TASK TO CARRY OUT: Return each line holding the string "cannot".

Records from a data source
┄┄┄┄┄┄┄┄┄┄┄┄┄┄┄┄┄┄┄┄

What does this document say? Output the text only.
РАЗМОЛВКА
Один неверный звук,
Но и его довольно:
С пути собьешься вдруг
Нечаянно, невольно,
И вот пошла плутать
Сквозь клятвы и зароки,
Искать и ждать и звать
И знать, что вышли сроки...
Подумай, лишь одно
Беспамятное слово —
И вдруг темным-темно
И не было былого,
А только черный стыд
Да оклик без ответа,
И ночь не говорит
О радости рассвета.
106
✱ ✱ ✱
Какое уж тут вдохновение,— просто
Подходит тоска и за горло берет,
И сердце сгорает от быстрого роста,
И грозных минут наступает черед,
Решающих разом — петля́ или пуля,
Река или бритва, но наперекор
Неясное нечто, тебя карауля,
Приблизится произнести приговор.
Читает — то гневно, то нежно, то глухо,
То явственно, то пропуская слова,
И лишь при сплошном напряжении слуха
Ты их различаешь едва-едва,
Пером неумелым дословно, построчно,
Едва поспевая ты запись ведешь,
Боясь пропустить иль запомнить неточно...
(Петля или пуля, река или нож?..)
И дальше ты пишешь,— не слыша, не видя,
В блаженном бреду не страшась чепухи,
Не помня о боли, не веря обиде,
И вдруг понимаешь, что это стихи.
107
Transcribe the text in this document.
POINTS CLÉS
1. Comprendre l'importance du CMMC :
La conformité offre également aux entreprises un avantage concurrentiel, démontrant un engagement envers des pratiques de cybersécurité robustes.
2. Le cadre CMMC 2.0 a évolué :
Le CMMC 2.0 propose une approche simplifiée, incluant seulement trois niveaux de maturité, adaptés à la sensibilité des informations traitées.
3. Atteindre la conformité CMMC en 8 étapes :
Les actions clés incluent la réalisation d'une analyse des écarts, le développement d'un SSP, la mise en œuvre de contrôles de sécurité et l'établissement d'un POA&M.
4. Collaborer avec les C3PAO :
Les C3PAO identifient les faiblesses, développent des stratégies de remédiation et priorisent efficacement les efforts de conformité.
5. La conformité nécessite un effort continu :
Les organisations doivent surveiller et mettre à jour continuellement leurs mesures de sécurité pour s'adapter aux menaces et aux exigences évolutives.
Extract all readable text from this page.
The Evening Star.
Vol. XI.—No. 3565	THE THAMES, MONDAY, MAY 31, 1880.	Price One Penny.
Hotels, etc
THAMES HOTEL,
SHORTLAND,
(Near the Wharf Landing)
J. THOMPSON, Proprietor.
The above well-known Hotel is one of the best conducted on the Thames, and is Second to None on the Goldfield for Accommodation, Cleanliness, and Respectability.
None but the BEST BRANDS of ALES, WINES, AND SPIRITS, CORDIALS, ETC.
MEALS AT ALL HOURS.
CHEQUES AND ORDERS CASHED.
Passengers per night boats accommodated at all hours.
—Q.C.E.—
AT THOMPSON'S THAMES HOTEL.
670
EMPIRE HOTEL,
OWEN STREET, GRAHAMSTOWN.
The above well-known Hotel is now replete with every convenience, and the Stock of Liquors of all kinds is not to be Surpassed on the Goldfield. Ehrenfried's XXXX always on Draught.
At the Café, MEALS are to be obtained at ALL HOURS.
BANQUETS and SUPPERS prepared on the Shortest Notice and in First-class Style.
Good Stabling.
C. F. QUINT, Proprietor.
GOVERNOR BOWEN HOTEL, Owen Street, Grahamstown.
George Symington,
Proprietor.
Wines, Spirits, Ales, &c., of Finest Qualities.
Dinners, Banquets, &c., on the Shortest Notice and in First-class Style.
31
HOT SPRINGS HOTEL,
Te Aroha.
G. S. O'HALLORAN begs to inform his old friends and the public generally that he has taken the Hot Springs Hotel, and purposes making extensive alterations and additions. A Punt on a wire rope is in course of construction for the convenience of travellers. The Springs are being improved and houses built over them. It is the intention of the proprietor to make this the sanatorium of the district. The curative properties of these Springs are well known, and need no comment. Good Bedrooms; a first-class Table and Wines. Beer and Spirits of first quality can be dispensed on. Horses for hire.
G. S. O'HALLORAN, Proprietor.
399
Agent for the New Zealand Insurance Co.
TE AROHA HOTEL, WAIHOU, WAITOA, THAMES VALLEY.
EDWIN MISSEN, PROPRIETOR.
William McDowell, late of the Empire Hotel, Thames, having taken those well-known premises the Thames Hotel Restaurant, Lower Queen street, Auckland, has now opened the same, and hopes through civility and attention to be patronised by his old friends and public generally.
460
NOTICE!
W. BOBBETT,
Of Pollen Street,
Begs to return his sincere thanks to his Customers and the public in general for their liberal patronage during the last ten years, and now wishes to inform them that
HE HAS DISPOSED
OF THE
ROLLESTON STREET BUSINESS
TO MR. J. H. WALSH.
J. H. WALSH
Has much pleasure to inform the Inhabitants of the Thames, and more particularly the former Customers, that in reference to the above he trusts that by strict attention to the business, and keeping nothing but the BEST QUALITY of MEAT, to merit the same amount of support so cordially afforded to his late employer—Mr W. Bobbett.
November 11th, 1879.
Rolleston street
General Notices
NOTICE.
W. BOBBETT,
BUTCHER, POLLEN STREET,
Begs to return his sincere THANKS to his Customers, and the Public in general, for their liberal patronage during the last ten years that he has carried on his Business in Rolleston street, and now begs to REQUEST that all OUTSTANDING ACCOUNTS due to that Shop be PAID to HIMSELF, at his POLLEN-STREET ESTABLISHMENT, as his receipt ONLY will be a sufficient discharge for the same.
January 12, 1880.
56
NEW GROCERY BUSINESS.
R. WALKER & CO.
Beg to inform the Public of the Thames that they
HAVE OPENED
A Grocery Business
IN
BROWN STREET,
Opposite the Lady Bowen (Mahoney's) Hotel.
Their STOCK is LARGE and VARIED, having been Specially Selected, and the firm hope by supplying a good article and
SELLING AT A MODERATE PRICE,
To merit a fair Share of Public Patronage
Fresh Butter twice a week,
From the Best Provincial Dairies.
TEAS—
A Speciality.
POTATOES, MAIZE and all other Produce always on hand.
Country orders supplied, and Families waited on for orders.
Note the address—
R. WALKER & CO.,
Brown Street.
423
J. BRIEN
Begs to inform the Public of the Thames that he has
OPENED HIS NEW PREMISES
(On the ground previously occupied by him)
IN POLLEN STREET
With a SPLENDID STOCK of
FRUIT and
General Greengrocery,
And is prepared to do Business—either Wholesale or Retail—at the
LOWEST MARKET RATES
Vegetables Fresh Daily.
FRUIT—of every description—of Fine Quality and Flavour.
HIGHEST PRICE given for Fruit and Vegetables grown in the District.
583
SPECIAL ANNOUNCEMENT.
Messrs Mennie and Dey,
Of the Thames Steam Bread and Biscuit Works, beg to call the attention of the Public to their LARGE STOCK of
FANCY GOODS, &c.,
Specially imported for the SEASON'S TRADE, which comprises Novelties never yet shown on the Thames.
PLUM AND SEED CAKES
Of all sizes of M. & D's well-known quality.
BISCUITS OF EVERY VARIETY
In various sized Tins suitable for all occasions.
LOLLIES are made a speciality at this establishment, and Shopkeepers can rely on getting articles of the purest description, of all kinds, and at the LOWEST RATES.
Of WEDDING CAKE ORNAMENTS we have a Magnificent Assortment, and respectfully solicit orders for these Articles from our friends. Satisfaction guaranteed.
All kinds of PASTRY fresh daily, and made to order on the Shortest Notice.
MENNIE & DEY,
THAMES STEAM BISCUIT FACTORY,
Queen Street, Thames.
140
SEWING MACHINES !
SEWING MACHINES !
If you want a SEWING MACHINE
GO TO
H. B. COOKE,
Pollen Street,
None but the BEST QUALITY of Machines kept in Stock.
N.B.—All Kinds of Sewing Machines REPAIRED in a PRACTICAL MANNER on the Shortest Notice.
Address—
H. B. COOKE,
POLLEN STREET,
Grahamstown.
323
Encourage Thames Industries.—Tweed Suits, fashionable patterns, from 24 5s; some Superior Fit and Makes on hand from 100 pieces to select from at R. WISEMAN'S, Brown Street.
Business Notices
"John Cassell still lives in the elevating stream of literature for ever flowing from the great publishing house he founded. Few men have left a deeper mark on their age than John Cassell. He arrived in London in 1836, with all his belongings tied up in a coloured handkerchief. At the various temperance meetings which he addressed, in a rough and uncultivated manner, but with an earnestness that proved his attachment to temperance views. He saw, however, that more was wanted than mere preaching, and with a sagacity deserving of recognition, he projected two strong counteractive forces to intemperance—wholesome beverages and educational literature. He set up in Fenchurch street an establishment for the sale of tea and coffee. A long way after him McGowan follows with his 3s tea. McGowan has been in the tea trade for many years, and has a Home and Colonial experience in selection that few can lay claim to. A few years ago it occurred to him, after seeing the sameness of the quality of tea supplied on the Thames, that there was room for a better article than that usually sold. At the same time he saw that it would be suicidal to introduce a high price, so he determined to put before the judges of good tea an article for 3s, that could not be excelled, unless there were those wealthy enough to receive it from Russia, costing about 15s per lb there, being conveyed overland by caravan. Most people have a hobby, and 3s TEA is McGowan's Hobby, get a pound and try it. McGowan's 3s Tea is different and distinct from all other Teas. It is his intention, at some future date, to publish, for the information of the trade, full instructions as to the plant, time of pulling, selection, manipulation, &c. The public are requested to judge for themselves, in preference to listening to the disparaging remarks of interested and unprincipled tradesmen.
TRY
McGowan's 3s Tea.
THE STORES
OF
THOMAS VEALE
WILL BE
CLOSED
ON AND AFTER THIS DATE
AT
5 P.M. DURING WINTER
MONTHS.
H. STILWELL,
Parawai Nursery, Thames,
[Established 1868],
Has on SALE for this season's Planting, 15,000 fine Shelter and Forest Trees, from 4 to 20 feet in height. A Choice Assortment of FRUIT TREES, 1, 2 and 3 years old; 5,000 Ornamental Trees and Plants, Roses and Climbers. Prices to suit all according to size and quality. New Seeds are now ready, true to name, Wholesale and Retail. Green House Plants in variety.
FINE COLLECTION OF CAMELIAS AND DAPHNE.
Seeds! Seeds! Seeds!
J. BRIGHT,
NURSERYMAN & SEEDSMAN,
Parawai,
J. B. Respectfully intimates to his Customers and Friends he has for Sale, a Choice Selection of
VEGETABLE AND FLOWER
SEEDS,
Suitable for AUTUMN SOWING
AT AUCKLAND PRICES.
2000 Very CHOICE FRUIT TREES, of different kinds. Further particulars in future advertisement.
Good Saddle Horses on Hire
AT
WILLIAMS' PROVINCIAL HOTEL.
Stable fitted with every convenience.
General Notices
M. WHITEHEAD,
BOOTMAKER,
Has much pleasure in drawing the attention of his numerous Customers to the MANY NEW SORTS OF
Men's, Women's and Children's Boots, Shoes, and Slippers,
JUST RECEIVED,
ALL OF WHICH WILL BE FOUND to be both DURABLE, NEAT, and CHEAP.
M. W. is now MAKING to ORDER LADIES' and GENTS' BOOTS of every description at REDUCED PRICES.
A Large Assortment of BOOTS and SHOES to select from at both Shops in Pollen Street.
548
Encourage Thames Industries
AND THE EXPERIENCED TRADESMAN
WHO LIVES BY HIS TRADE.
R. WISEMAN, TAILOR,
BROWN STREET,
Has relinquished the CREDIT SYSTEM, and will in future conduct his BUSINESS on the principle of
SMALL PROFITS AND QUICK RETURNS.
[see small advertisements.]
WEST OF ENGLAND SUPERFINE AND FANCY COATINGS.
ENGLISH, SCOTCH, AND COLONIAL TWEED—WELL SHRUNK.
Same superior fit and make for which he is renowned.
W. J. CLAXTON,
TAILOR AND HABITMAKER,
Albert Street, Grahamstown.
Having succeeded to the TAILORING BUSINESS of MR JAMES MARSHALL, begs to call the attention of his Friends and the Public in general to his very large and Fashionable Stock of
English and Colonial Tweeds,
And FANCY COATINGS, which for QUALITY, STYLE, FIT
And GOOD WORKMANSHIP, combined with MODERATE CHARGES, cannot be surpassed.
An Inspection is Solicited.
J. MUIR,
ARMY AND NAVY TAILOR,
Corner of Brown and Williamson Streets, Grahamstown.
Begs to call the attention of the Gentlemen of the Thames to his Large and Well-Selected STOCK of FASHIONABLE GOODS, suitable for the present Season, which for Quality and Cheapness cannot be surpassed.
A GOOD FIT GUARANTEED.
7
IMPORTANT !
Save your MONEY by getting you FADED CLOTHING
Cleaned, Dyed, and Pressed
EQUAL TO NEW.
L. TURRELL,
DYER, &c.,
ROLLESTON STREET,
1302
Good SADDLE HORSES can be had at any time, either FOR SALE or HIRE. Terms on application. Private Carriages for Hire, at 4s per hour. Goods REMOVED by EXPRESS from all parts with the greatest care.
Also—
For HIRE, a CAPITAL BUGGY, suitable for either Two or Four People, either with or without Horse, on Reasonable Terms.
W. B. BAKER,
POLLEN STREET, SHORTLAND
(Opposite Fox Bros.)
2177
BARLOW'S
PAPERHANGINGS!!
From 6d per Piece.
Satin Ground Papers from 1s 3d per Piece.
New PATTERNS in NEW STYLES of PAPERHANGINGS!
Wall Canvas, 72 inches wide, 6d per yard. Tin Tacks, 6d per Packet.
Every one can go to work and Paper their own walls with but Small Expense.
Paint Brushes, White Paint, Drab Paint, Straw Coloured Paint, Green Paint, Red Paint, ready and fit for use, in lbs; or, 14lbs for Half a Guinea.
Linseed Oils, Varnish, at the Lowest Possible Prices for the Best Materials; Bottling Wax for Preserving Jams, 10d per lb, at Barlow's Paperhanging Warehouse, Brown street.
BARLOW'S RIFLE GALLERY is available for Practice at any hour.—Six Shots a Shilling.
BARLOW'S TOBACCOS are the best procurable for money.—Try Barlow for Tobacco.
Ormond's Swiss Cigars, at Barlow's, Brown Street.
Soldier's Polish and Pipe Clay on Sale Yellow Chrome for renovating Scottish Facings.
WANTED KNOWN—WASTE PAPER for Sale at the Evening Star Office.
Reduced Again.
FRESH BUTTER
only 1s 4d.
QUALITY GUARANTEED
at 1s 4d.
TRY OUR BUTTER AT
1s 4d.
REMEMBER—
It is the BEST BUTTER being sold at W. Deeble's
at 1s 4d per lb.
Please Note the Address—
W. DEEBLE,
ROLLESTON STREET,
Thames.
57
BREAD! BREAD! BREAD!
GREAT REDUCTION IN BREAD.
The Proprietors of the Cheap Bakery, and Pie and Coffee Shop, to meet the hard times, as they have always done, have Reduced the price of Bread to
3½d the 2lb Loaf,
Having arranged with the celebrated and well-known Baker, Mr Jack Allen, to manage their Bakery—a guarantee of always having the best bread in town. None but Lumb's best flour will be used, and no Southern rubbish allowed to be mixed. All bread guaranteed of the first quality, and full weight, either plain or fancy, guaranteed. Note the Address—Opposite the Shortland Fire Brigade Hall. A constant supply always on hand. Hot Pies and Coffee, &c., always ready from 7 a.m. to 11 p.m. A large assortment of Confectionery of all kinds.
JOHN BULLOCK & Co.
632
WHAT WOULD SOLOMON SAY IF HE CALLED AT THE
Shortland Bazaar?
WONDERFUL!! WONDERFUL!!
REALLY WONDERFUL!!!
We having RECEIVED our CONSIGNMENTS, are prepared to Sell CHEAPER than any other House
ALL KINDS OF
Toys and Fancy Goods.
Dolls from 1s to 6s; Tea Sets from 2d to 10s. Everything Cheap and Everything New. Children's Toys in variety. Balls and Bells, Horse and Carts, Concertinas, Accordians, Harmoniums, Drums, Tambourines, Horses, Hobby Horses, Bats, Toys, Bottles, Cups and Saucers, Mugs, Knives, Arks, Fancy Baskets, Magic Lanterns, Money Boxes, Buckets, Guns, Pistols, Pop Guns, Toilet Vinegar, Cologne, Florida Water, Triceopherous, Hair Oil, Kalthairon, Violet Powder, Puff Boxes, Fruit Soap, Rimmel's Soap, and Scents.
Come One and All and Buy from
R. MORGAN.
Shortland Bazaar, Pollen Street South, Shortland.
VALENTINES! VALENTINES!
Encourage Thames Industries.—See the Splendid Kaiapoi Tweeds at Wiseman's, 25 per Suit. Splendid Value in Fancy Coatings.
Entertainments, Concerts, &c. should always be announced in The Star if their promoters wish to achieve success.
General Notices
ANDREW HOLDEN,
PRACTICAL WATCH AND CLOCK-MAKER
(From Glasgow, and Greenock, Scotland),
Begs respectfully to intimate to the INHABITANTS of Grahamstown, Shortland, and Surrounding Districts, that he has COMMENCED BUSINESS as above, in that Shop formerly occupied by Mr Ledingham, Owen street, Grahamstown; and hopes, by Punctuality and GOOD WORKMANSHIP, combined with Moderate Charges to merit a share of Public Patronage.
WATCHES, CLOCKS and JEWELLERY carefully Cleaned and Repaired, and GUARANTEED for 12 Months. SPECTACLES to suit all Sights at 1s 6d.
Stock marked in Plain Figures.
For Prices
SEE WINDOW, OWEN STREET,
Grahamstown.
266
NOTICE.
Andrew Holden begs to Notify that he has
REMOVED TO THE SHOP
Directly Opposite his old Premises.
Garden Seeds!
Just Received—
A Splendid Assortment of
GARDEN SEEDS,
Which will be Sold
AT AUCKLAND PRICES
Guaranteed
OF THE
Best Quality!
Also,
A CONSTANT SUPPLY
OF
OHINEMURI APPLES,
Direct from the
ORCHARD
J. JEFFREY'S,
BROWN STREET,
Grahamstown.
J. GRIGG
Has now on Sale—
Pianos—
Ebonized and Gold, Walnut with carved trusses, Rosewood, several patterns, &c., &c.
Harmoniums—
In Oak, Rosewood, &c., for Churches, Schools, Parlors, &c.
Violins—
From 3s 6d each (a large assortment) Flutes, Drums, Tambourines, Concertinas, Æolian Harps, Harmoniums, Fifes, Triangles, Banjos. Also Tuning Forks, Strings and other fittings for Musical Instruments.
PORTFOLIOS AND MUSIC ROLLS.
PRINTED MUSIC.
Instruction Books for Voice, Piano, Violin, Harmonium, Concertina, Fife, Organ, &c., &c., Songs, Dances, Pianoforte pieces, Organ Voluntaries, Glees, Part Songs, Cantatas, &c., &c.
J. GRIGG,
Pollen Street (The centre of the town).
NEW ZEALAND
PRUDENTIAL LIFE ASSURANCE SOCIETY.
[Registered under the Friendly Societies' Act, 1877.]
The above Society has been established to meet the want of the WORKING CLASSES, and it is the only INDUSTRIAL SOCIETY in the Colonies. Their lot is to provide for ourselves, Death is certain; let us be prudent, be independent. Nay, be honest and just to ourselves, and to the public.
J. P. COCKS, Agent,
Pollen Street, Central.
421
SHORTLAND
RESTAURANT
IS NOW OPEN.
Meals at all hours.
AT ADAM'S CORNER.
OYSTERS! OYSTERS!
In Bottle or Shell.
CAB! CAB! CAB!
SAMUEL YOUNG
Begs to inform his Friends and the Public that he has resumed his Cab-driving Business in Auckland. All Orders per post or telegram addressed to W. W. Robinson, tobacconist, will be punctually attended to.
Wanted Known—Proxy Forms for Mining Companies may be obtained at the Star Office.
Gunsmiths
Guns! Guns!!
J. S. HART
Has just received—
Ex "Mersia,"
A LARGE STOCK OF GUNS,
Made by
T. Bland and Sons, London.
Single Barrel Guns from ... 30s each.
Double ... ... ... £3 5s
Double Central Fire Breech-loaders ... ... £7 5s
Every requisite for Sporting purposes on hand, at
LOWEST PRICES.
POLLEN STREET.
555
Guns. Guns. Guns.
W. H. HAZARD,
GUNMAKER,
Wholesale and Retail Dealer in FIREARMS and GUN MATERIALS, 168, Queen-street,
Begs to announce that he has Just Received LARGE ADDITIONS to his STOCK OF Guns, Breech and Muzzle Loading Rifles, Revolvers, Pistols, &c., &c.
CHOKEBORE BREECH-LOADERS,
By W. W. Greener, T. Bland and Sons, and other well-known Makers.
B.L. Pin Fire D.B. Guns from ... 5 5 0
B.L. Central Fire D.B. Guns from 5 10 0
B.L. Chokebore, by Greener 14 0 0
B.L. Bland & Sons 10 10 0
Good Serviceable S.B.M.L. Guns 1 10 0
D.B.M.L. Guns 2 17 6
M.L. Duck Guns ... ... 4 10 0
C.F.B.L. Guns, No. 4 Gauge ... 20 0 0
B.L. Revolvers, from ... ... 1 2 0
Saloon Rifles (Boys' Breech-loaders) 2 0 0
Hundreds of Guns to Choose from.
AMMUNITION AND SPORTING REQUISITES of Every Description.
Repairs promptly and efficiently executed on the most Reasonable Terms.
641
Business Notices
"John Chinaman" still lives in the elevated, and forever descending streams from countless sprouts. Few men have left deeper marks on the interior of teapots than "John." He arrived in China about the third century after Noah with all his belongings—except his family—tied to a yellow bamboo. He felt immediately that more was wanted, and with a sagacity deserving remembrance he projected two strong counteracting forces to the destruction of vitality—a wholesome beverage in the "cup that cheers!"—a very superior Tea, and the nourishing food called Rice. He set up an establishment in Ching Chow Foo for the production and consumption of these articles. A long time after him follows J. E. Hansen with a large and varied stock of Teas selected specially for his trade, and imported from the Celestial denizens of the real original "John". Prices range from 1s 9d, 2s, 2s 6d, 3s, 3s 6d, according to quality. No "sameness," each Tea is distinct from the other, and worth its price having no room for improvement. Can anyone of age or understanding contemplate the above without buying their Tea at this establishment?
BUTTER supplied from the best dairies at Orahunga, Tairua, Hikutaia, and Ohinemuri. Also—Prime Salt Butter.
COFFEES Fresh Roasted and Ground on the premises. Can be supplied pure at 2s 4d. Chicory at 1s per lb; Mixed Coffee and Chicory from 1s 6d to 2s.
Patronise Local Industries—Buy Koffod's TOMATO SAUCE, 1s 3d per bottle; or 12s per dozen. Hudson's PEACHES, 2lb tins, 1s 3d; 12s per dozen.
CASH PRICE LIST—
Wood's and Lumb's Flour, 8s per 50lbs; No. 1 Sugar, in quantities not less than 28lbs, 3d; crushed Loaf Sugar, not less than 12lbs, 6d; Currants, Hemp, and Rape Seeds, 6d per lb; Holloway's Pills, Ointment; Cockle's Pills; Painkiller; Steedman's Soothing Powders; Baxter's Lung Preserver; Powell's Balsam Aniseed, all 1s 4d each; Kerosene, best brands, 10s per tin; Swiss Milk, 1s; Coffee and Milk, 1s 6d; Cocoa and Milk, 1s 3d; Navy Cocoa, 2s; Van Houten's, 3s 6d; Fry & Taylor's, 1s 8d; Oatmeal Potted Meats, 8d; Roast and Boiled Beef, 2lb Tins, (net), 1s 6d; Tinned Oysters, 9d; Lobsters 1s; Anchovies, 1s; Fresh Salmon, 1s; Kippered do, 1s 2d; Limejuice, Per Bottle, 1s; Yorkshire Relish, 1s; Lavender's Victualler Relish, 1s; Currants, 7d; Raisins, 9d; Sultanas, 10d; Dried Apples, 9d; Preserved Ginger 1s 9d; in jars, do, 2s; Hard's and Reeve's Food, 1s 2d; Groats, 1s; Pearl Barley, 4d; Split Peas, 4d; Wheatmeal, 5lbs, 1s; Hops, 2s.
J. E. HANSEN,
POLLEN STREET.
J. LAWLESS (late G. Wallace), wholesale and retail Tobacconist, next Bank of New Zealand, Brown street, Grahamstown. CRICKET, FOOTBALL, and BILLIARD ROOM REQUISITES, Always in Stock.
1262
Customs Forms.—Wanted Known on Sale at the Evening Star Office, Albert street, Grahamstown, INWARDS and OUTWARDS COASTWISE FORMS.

┄┄┄┄┄┄┄┄┄┄┄┄┄┄┄┄┄┄┄┄

ANSWER TO THE PROBLEM:
And GOOD WORKMANSHIP, combined with MODERATE CHARGES, cannot be surpassed.
Begs to call the attention of the Gentlemen of the Thames to his Large and Well-Selected STOCK of FASHIONABLE GOODS, suitable for the present Season, which for Quality and Cheapness cannot be surpassed.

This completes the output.